**Records:**
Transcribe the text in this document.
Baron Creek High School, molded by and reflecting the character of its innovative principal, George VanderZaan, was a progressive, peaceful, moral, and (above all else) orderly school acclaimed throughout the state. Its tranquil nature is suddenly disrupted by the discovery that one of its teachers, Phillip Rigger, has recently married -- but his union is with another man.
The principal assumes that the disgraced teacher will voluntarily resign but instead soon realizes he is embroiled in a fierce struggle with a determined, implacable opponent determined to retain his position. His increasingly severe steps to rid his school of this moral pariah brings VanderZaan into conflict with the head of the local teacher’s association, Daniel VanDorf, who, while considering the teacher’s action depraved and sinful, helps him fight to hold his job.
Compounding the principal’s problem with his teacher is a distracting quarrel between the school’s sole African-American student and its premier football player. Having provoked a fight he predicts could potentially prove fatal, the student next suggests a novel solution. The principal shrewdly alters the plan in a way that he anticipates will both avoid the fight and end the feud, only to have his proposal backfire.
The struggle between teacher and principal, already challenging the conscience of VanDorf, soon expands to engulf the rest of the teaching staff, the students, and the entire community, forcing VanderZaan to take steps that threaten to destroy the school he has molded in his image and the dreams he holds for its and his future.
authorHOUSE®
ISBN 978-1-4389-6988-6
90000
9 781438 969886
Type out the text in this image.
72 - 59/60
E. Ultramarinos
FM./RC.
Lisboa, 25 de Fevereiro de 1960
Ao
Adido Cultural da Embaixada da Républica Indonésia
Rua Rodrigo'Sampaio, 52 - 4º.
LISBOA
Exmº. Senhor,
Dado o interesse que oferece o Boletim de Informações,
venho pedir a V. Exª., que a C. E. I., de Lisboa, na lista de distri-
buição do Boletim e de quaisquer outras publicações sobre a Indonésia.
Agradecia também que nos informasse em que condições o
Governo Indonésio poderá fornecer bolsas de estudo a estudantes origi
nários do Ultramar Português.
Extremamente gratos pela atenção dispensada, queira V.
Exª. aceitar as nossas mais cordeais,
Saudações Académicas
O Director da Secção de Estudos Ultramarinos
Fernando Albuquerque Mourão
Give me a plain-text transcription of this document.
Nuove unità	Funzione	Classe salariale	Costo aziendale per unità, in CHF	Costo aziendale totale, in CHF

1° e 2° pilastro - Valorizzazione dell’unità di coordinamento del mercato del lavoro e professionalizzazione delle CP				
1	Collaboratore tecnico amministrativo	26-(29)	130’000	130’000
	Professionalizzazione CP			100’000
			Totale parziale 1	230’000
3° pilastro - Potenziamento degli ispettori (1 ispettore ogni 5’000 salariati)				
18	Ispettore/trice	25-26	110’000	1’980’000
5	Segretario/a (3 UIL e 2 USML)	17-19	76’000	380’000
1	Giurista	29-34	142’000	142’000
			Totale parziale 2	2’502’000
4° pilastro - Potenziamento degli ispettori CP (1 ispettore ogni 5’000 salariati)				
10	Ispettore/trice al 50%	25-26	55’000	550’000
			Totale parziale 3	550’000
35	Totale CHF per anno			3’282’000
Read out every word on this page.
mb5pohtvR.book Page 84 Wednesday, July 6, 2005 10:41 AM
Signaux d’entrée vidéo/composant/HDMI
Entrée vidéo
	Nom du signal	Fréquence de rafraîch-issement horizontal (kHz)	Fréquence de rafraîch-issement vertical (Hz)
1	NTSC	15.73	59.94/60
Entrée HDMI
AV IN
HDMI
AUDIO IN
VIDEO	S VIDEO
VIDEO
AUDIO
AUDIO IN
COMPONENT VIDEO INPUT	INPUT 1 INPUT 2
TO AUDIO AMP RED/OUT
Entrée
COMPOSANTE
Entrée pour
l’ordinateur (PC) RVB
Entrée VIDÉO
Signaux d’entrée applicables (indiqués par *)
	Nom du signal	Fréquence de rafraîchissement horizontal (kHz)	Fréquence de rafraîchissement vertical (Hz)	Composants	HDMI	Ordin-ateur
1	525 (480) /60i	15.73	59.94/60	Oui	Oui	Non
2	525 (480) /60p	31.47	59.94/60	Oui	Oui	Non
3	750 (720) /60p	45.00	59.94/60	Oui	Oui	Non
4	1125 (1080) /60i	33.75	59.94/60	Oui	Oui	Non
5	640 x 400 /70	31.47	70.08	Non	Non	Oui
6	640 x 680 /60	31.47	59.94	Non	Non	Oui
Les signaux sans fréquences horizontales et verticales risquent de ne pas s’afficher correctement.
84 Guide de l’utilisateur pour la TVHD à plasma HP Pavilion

**Exercise directions:**
Repeat the lines above exactly.

**Exercise result:**
Transcribe the text in this document.
Baron Creek High School, molded by and reflecting the character of its innovative principal, George VanderZaan, was a progressive, peaceful, moral, and (above all else) orderly school acclaimed throughout the state. Its tranquil nature is suddenly disrupted by the discovery that one of its teachers, Phillip Rigger, has recently married -- but his union is with another man.
The principal assumes that the disgraced teacher will voluntarily resign but instead soon realizes he is embroiled in a fierce struggle with a determined, implacable opponent determined to retain his position. His increasingly severe steps to rid his school of this moral pariah brings VanderZaan into conflict with the head of the local teacher’s association, Daniel VanDorf, who, while considering the teacher’s action depraved and sinful, helps him fight to hold his job.
Compounding the principal’s problem with his teacher is a distracting quarrel between the school’s sole African-American student and its premier football player. Having provoked a fight he predicts could potentially prove fatal, the student next suggests a novel solution. The principal shrewdly alters the plan in a way that he anticipates will both avoid the fight and end the feud, only to have his proposal backfire.
The struggle between teacher and principal, already challenging the conscience of VanDorf, soon expands to engulf the rest of the teaching staff, the students, and the entire community, forcing VanderZaan to take steps that threaten to destroy the school he has molded in his image and the dreams he holds for its and his future.
authorHOUSE®
ISBN 978-1-4389-6988-6
90000
9 781438 969886
Type out the text in this image.
72 - 59/60
E. Ultramarinos
FM./RC.
Lisboa, 25 de Fevereiro de 1960
Ao
Adido Cultural da Embaixada da Républica Indonésia
Rua Rodrigo'Sampaio, 52 - 4º.
LISBOA
Exmº. Senhor,
Dado o interesse que oferece o Boletim de Informações,
venho pedir a V. Exª., que a C. E. I., de Lisboa, na lista de distri-
buição do Boletim e de quaisquer outras publicações sobre a Indonésia.
Agradecia também que nos informasse em que condições o
Governo Indonésio poderá fornecer bolsas de estudo a estudantes origi
nários do Ultramar Português.
Extremamente gratos pela atenção dispensada, queira V.
Exª. aceitar as nossas mais cordeais,
Saudações Académicas
O Director da Secção de Estudos Ultramarinos
Fernando Albuquerque Mourão
Give me a plain-text transcription of this document.
Nuove unità	Funzione	Classe salariale	Costo aziendale per unità, in CHF	Costo aziendale totale, in CHF

1° e 2° pilastro - Valorizzazione dell’unità di coordinamento del mercato del lavoro e professionalizzazione delle CP				
1	Collaboratore tecnico amministrativo	26-(29)	130’000	130’000
	Professionalizzazione CP			100’000
			Totale parziale 1	230’000
3° pilastro - Potenziamento degli ispettori (1 ispettore ogni 5’000 salariati)				
18	Ispettore/trice	25-26	110’000	1’980’000
5	Segretario/a (3 UIL e 2 USML)	17-19	76’000	380’000
1	Giurista	29-34	142’000	142’000
			Totale parziale 2	2’502’000
4° pilastro - Potenziamento degli ispettori CP (1 ispettore ogni 5’000 salariati)				
10	Ispettore/trice al 50%	25-26	55’000	550’000
			Totale parziale 3	550’000
35	Totale CHF per anno			3’282’000
Read out every word on this page.
mb5pohtvR.book Page 84 Wednesday, July 6, 2005 10:41 AM
Signaux d’entrée vidéo/composant/HDMI
Entrée vidéo
	Nom du signal	Fréquence de rafraîch-issement horizontal (kHz)	Fréquence de rafraîch-issement vertical (Hz)
1	NTSC	15.73	59.94/60
Entrée HDMI
AV IN
HDMI
AUDIO IN
VIDEO	S VIDEO
VIDEO
AUDIO
AUDIO IN
COMPONENT VIDEO INPUT	INPUT 1 INPUT 2
TO AUDIO AMP RED/OUT
Entrée
COMPOSANTE
Entrée pour
l’ordinateur (PC) RVB
Entrée VIDÉO
Signaux d’entrée applicables (indiqués par *)
	Nom du signal	Fréquence de rafraîchissement horizontal (kHz)	Fréquence de rafraîchissement vertical (Hz)	Composants	HDMI	Ordin-ateur
1	525 (480) /60i	15.73	59.94/60	Oui	Oui	Non
2	525 (480) /60p	31.47	59.94/60	Oui	Oui	Non
3	750 (720) /60p	45.00	59.94/60	Oui	Oui	Non
4	1125 (1080) /60i	33.75	59.94/60	Oui	Oui	Non
5	640 x 400 /70	31.47	70.08	Non	Non	Oui
6	640 x 680 /60	31.47	59.94	Non	Non	Oui
Les signaux sans fréquences horizontales et verticales risquent de ne pas s’afficher correctement.
84 Guide de l’utilisateur pour la TVHD à plasma HP Pavilion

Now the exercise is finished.